** RECORDS FOR THE TASK **
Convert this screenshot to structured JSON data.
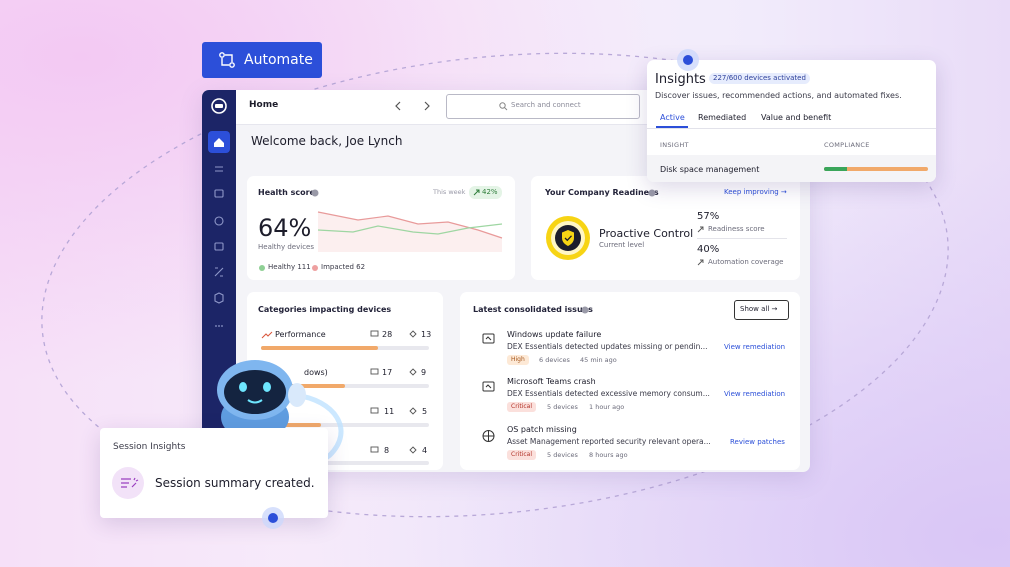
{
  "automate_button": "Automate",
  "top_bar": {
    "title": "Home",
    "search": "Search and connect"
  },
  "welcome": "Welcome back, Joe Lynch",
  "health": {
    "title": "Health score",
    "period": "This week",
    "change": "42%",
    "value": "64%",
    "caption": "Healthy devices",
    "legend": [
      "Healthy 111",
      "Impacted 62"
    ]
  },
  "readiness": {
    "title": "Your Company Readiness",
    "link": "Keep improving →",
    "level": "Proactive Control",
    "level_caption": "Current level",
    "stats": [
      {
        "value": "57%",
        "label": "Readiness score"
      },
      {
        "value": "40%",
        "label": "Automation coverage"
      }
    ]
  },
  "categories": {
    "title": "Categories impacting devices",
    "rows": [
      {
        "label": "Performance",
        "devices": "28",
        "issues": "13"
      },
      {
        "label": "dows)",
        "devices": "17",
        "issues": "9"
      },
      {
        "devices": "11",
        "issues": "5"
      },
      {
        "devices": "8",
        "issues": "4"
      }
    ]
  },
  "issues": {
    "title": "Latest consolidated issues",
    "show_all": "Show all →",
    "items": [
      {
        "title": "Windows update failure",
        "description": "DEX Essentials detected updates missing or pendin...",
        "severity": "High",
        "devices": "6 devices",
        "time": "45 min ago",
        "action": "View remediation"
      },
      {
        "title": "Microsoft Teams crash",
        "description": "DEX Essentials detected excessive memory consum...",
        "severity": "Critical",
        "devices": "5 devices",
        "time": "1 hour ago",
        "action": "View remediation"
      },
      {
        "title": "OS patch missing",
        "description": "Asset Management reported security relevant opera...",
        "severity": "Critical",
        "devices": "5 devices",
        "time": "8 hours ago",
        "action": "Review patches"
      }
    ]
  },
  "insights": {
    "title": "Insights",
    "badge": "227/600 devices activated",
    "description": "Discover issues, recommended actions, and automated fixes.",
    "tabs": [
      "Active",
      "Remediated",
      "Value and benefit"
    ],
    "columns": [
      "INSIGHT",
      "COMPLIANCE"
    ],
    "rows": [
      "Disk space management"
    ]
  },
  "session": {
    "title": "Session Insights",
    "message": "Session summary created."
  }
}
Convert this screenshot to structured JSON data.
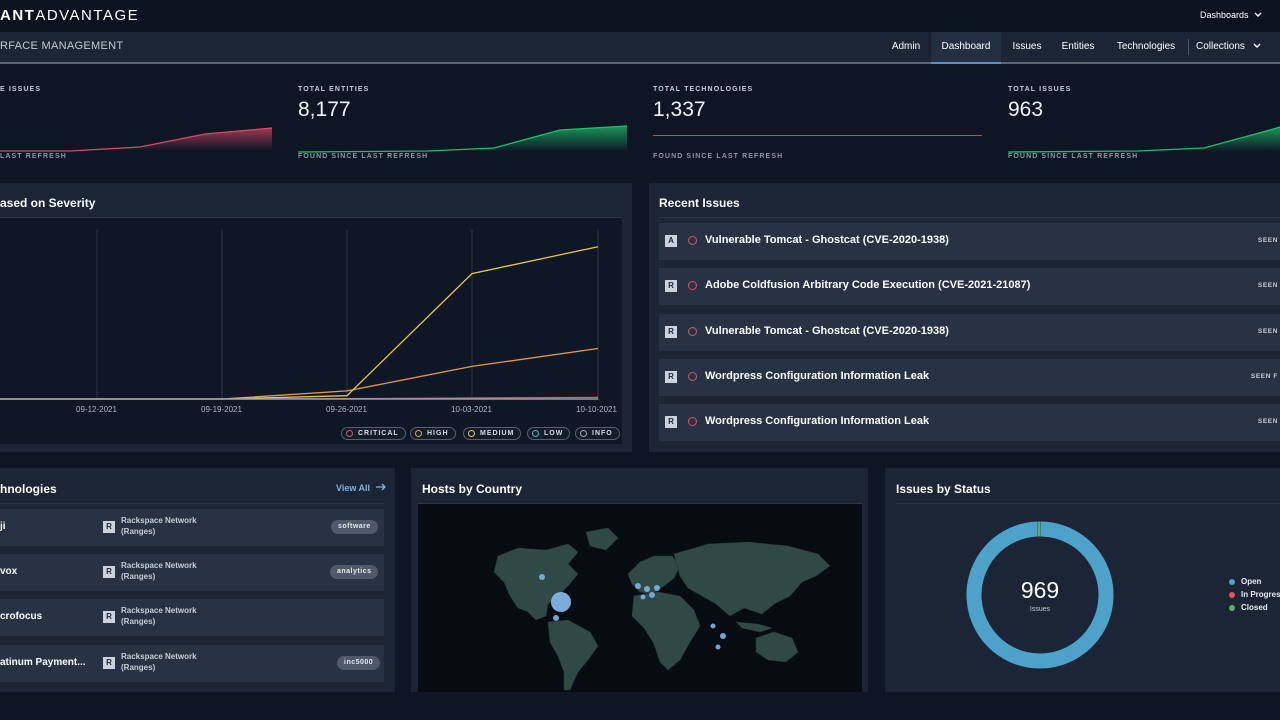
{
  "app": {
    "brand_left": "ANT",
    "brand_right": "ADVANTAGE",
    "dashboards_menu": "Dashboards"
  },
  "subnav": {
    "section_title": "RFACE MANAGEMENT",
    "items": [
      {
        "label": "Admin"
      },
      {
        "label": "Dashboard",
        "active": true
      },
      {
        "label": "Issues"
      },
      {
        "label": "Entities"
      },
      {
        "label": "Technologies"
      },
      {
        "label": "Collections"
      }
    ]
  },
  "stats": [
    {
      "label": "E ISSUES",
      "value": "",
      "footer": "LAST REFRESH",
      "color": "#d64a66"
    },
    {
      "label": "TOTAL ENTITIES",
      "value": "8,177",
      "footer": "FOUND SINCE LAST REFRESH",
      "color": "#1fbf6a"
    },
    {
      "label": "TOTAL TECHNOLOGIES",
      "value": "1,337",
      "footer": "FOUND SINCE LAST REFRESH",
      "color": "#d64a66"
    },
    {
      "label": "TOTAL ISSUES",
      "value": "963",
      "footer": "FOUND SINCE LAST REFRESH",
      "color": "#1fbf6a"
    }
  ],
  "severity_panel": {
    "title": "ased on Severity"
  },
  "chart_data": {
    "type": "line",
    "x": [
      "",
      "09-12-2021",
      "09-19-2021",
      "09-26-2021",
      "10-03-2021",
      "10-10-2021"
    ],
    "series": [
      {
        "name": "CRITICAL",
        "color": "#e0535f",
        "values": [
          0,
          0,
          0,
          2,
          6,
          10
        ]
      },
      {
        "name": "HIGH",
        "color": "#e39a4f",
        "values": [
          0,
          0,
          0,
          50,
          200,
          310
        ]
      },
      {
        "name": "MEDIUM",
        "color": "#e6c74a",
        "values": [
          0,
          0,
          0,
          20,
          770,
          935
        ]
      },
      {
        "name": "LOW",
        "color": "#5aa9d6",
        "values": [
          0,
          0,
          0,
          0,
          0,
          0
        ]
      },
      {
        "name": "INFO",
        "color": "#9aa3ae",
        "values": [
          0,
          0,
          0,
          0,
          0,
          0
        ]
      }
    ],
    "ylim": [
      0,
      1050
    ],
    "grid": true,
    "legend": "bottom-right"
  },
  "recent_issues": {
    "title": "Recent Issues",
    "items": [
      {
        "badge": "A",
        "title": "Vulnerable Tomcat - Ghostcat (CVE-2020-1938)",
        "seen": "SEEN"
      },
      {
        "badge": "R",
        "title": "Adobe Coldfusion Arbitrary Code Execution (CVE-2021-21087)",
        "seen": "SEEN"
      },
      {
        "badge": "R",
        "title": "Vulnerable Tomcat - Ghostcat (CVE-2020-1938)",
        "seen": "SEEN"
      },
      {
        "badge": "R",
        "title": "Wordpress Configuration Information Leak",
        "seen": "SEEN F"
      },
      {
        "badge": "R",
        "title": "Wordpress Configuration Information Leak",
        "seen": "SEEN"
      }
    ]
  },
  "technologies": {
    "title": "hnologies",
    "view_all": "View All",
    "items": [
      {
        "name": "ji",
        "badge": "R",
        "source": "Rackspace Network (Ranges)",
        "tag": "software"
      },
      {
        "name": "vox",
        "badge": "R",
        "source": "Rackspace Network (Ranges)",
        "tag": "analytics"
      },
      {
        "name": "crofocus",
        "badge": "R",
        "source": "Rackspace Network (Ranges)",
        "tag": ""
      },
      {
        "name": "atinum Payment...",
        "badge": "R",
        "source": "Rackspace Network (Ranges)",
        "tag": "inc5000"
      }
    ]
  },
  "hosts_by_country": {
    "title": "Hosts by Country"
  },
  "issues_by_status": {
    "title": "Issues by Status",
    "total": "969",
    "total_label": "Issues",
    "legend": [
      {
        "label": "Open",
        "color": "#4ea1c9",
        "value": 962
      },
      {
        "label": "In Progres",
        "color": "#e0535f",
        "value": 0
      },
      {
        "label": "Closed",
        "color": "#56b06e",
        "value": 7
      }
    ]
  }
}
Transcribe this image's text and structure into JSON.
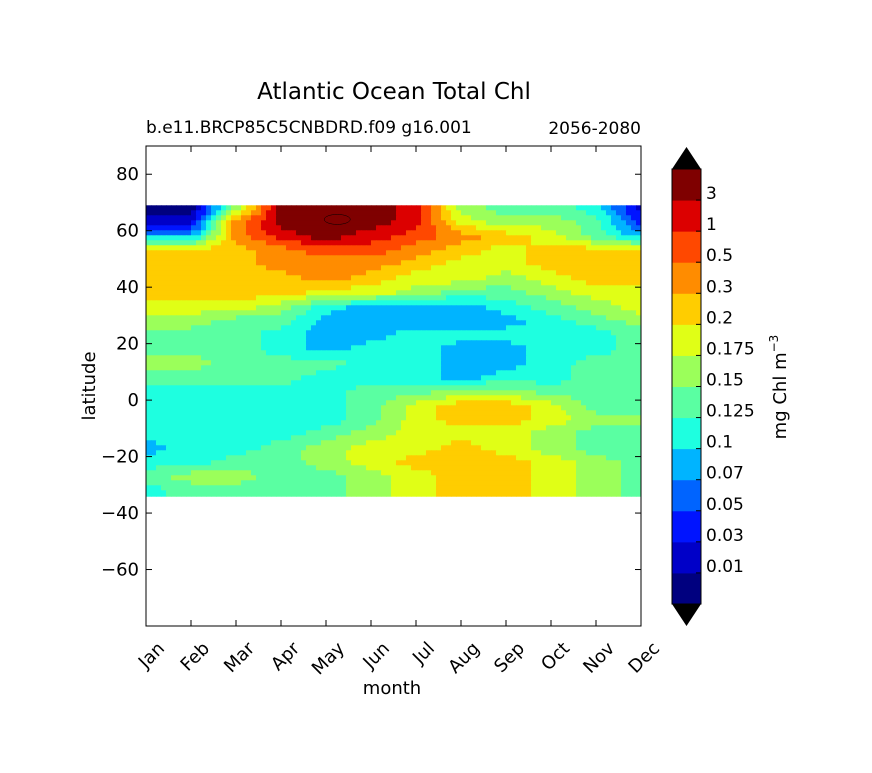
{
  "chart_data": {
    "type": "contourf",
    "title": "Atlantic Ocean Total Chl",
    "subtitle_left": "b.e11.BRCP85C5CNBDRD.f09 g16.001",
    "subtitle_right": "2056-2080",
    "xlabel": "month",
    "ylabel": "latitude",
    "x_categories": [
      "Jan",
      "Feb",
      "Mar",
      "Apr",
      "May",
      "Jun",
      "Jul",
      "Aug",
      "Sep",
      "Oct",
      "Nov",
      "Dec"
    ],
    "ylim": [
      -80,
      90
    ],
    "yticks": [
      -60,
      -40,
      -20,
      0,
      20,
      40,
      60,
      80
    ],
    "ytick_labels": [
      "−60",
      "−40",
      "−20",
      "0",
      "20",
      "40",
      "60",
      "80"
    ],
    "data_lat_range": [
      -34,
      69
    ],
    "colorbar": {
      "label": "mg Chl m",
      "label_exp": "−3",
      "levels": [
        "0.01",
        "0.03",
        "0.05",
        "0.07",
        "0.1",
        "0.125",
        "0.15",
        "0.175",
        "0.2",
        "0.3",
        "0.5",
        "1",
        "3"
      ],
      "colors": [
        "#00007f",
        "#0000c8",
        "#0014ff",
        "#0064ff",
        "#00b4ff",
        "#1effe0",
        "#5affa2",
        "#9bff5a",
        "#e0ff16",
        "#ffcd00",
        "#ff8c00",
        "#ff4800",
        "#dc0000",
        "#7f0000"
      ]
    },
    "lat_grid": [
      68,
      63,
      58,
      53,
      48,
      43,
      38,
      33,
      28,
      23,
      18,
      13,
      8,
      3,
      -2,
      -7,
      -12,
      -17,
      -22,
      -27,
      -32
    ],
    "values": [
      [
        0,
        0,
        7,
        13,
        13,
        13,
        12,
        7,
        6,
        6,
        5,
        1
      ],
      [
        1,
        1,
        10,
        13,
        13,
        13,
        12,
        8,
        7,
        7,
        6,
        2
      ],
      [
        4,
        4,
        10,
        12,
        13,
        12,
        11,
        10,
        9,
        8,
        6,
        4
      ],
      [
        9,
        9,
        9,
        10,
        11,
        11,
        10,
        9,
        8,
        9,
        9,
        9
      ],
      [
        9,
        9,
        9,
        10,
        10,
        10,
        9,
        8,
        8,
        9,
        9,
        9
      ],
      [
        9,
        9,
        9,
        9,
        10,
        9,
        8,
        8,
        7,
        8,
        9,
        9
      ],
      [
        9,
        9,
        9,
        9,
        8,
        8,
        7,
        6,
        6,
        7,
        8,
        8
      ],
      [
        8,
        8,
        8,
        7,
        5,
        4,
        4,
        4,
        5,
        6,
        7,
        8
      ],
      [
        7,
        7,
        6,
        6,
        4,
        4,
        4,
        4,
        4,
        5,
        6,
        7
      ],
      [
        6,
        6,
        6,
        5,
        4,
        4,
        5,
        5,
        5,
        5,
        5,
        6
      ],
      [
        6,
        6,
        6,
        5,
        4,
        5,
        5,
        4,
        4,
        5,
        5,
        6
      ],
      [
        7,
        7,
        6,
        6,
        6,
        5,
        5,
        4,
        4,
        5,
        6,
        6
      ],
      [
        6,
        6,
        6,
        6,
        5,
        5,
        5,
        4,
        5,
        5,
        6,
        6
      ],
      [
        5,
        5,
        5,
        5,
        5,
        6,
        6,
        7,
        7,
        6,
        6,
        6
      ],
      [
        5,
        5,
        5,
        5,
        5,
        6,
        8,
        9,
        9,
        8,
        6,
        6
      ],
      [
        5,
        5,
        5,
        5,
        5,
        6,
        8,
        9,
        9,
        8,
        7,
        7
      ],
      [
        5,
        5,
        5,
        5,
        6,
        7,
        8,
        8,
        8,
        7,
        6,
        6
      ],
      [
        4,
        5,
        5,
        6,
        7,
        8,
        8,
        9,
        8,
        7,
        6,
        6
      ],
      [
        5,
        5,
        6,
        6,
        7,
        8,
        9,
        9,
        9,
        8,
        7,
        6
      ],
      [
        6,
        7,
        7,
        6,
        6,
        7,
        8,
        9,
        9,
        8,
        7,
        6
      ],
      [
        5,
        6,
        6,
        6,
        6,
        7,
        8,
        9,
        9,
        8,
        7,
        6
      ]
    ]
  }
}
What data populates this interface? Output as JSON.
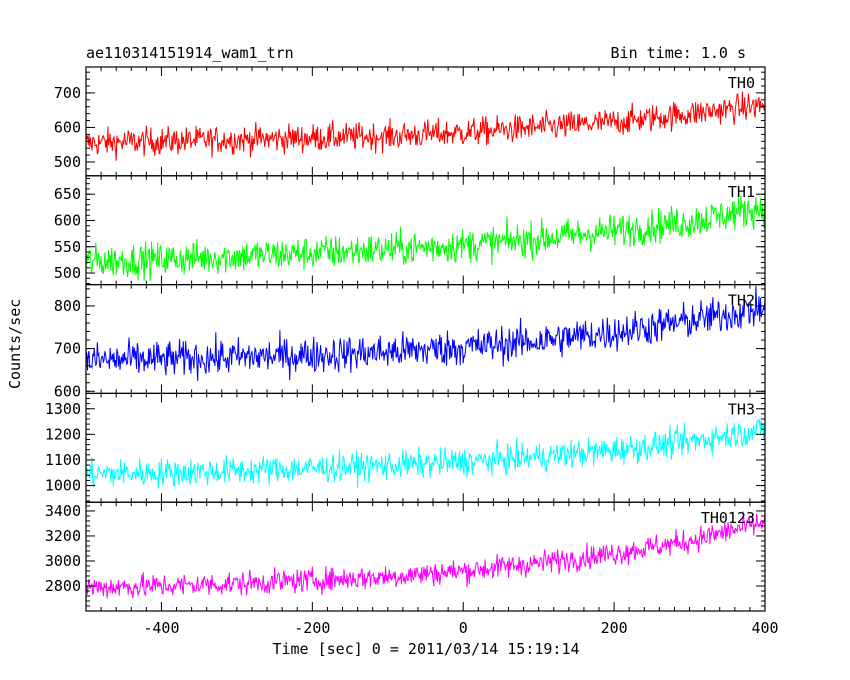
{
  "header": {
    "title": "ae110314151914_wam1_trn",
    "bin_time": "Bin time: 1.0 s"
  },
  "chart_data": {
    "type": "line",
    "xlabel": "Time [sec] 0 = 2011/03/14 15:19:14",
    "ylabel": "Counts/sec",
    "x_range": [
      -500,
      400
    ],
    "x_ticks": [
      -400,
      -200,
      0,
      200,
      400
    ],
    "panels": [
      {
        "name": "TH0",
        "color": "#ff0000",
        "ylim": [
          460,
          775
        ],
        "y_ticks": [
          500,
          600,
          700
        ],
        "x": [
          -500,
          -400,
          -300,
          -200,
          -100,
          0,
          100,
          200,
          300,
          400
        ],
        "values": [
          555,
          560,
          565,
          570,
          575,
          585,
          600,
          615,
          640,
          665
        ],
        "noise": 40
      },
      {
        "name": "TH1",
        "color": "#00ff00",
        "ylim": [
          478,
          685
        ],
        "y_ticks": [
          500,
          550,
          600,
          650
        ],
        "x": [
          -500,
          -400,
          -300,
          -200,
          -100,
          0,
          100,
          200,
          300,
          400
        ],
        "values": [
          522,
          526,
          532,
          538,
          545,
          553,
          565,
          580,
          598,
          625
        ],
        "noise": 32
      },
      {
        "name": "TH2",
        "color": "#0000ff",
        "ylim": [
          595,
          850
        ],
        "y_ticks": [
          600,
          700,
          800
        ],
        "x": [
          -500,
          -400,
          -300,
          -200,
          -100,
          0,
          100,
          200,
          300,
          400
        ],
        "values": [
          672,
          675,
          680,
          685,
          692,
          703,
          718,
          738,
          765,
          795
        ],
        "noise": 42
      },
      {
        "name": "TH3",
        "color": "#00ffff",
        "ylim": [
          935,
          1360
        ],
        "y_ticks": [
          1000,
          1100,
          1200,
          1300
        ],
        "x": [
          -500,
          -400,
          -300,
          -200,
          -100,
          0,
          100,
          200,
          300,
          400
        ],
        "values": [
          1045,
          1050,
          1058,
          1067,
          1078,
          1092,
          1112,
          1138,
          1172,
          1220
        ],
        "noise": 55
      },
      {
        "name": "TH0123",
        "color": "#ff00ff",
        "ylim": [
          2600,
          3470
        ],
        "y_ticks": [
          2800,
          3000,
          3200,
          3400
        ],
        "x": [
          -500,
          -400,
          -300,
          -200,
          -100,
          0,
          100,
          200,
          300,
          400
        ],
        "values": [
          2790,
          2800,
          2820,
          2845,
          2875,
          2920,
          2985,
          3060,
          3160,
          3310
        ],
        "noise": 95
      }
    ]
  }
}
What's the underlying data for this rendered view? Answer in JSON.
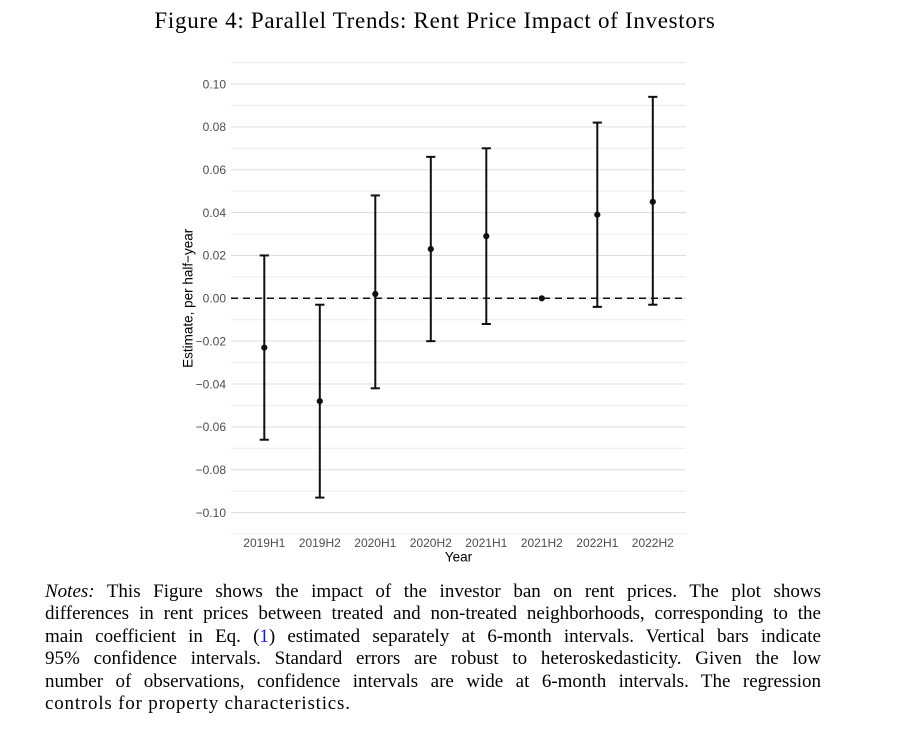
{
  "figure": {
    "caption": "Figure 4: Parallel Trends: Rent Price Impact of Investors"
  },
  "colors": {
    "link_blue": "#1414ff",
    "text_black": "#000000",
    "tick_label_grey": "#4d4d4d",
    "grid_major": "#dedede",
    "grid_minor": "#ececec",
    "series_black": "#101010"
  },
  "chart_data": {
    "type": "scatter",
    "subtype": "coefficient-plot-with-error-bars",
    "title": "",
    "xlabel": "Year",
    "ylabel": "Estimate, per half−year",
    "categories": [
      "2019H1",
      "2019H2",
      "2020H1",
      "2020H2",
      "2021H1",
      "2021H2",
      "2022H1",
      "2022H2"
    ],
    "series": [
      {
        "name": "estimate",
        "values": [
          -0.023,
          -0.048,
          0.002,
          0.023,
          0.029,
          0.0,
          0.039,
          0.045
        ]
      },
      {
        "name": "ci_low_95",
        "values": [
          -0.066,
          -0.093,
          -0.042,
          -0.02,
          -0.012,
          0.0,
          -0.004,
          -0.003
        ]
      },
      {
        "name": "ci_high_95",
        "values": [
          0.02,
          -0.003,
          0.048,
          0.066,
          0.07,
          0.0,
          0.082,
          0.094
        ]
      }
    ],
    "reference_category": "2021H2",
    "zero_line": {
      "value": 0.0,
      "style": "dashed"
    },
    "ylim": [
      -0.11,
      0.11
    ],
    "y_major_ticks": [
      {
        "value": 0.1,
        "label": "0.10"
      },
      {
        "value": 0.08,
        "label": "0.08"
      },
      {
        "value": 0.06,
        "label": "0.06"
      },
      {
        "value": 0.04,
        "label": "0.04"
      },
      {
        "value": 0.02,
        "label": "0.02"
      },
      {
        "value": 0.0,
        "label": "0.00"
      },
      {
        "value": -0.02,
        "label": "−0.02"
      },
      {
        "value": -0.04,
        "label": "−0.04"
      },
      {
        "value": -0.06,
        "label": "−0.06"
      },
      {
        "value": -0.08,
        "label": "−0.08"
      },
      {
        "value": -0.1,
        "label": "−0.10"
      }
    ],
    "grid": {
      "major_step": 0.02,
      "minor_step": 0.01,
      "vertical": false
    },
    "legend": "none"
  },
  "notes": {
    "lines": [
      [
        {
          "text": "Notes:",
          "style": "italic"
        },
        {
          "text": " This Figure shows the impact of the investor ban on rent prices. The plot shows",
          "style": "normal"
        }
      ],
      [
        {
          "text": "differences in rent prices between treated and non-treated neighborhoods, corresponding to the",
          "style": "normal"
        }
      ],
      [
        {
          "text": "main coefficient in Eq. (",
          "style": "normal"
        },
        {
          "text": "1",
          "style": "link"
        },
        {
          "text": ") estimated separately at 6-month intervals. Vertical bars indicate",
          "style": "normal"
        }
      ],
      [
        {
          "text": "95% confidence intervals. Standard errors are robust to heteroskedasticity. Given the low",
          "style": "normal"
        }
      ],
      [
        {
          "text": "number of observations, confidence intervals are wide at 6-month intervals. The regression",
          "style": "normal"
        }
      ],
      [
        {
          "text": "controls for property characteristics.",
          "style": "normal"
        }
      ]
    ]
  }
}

** WHAT IS EXPECTED **
Extract all lines of the records above that include "Essentials".

** TASK RESULT **
        "description": "DEX Essentials detected updates missing or pendin...",
        "description": "DEX Essentials detected excessive memory consum...",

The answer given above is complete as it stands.